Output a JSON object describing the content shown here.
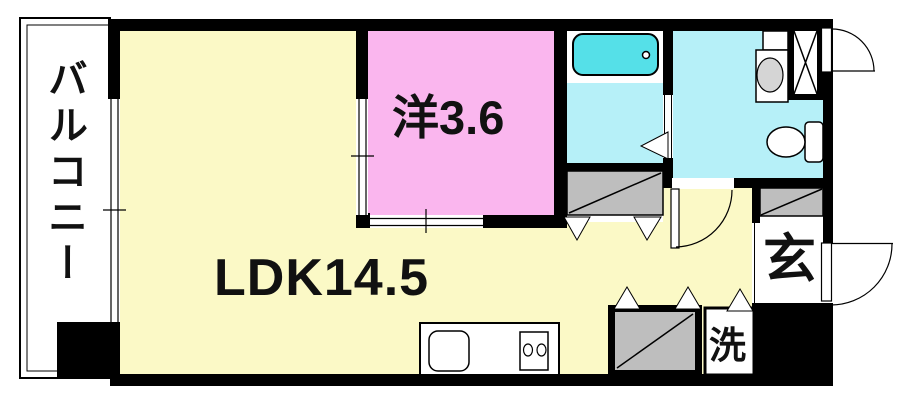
{
  "plan_title": "apartment-floor-plan",
  "rooms": {
    "balcony": {
      "label": "バルコニー"
    },
    "ldk": {
      "label": "LDK14.5"
    },
    "western": {
      "label": "洋3.6"
    },
    "entrance": {
      "label": "玄"
    },
    "laundry": {
      "label": "洗"
    }
  },
  "colors": {
    "wall": "#000000",
    "ldk_floor": "#FBF9C6",
    "western_floor": "#FAB6EE",
    "wet_floor": "#B6F0F8",
    "bathtub": "#55E0E8",
    "closet": "#BEBEBE",
    "sink_bowl": "#D5D5D5",
    "fixture": "#FFFFFF",
    "outline": "#000000"
  }
}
▬▬▬▬▬▬
- Exercise prompt
For each line in the data above that contains the string "label", extract the line.

- Reply to the task
      "label": "バルコニー"
      "label": "LDK14.5"
      "label": "洋3.6"
      "label": "玄"
      "label": "洗"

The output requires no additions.